* **Assignment**: Produce an exact copy of the listing.

○ ○ ○ ○ ○

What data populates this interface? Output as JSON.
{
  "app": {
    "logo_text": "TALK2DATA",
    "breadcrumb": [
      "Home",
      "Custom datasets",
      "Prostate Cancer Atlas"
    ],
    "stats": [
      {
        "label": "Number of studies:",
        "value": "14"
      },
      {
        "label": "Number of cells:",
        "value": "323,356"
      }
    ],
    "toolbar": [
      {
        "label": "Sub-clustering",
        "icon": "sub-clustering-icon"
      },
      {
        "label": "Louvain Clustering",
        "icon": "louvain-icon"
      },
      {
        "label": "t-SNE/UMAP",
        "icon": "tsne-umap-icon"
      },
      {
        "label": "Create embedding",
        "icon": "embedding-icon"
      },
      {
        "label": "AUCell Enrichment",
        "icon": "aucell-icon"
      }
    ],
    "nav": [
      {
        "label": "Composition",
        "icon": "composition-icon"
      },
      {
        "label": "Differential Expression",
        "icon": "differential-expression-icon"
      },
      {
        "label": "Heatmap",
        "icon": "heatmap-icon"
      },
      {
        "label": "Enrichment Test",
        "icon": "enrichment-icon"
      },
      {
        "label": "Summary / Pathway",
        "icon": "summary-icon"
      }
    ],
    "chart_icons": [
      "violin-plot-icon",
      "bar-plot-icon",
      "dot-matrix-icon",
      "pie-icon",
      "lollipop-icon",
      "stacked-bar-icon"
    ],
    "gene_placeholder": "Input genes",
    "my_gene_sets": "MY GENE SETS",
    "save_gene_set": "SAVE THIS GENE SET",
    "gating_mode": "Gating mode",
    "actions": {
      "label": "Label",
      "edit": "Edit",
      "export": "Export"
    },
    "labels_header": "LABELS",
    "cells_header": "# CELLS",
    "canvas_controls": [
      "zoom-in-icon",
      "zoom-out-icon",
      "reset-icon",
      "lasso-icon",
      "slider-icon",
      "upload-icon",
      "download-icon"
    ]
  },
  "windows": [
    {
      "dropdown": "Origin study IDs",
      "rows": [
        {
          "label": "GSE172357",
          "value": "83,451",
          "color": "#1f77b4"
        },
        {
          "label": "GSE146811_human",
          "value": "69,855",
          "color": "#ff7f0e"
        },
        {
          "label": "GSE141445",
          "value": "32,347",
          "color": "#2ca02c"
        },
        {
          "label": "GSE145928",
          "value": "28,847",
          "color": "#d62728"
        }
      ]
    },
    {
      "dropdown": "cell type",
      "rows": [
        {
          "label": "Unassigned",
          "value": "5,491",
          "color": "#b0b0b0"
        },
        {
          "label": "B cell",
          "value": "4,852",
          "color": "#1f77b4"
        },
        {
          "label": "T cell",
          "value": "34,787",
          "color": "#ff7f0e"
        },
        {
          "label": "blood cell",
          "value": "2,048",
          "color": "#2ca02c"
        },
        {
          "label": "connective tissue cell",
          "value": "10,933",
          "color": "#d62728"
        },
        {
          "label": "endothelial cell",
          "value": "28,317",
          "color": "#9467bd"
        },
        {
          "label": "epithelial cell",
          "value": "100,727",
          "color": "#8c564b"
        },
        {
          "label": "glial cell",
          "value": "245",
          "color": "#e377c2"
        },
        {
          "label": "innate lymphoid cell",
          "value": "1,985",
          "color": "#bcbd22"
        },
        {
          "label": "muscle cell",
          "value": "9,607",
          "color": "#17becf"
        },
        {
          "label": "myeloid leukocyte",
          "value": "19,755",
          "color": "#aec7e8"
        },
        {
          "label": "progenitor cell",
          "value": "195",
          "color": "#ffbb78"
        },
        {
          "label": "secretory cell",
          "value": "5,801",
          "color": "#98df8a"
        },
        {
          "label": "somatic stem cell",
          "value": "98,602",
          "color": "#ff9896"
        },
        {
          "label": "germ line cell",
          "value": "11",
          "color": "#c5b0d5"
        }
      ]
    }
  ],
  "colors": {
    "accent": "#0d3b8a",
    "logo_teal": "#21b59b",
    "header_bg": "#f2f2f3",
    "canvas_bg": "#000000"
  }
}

○ ○ ○ ○ ○

* **Solution**:
What data populates this interface? Output as JSON.
{
  "app": {
    "logo_text": "TALK2DATA",
    "breadcrumb": [
      "Home",
      "Custom datasets",
      "Prostate Cancer Atlas"
    ],
    "stats": [
      {
        "label": "Number of studies:",
        "value": "14"
      },
      {
        "label": "Number of cells:",
        "value": "323,356"
      }
    ],
    "toolbar": [
      {
        "label": "Sub-clustering",
        "icon": "sub-clustering-icon"
      },
      {
        "label": "Louvain Clustering",
        "icon": "louvain-icon"
      },
      {
        "label": "t-SNE/UMAP",
        "icon": "tsne-umap-icon"
      },
      {
        "label": "Create embedding",
        "icon": "embedding-icon"
      },
      {
        "label": "AUCell Enrichment",
        "icon": "aucell-icon"
      }
    ],
    "nav": [
      {
        "label": "Composition",
        "icon": "composition-icon"
      },
      {
        "label": "Differential Expression",
        "icon": "differential-expression-icon"
      },
      {
        "label": "Heatmap",
        "icon": "heatmap-icon"
      },
      {
        "label": "Enrichment Test",
        "icon": "enrichment-icon"
      },
      {
        "label": "Summary / Pathway",
        "icon": "summary-icon"
      }
    ],
    "chart_icons": [
      "violin-plot-icon",
      "bar-plot-icon",
      "dot-matrix-icon",
      "pie-icon",
      "lollipop-icon",
      "stacked-bar-icon"
    ],
    "gene_placeholder": "Input genes",
    "my_gene_sets": "MY GENE SETS",
    "save_gene_set": "SAVE THIS GENE SET",
    "gating_mode": "Gating mode",
    "actions": {
      "label": "Label",
      "edit": "Edit",
      "export": "Export"
    },
    "labels_header": "LABELS",
    "cells_header": "# CELLS",
    "canvas_controls": [
      "zoom-in-icon",
      "zoom-out-icon",
      "reset-icon",
      "lasso-icon",
      "slider-icon",
      "upload-icon",
      "download-icon"
    ]
  },
  "windows": [
    {
      "dropdown": "Origin study IDs",
      "rows": [
        {
          "label": "GSE172357",
          "value": "83,451",
          "color": "#1f77b4"
        },
        {
          "label": "GSE146811_human",
          "value": "69,855",
          "color": "#ff7f0e"
        },
        {
          "label": "GSE141445",
          "value": "32,347",
          "color": "#2ca02c"
        },
        {
          "label": "GSE145928",
          "value": "28,847",
          "color": "#d62728"
        }
      ]
    },
    {
      "dropdown": "cell type",
      "rows": [
        {
          "label": "Unassigned",
          "value": "5,491",
          "color": "#b0b0b0"
        },
        {
          "label": "B cell",
          "value": "4,852",
          "color": "#1f77b4"
        },
        {
          "label": "T cell",
          "value": "34,787",
          "color": "#ff7f0e"
        },
        {
          "label": "blood cell",
          "value": "2,048",
          "color": "#2ca02c"
        },
        {
          "label": "connective tissue cell",
          "value": "10,933",
          "color": "#d62728"
        },
        {
          "label": "endothelial cell",
          "value": "28,317",
          "color": "#9467bd"
        },
        {
          "label": "epithelial cell",
          "value": "100,727",
          "color": "#8c564b"
        },
        {
          "label": "glial cell",
          "value": "245",
          "color": "#e377c2"
        },
        {
          "label": "innate lymphoid cell",
          "value": "1,985",
          "color": "#bcbd22"
        },
        {
          "label": "muscle cell",
          "value": "9,607",
          "color": "#17becf"
        },
        {
          "label": "myeloid leukocyte",
          "value": "19,755",
          "color": "#aec7e8"
        },
        {
          "label": "progenitor cell",
          "value": "195",
          "color": "#ffbb78"
        },
        {
          "label": "secretory cell",
          "value": "5,801",
          "color": "#98df8a"
        },
        {
          "label": "somatic stem cell",
          "value": "98,602",
          "color": "#ff9896"
        },
        {
          "label": "germ line cell",
          "value": "11",
          "color": "#c5b0d5"
        }
      ]
    }
  ],
  "colors": {
    "accent": "#0d3b8a",
    "logo_teal": "#21b59b",
    "header_bg": "#f2f2f3",
    "canvas_bg": "#000000"
  }
}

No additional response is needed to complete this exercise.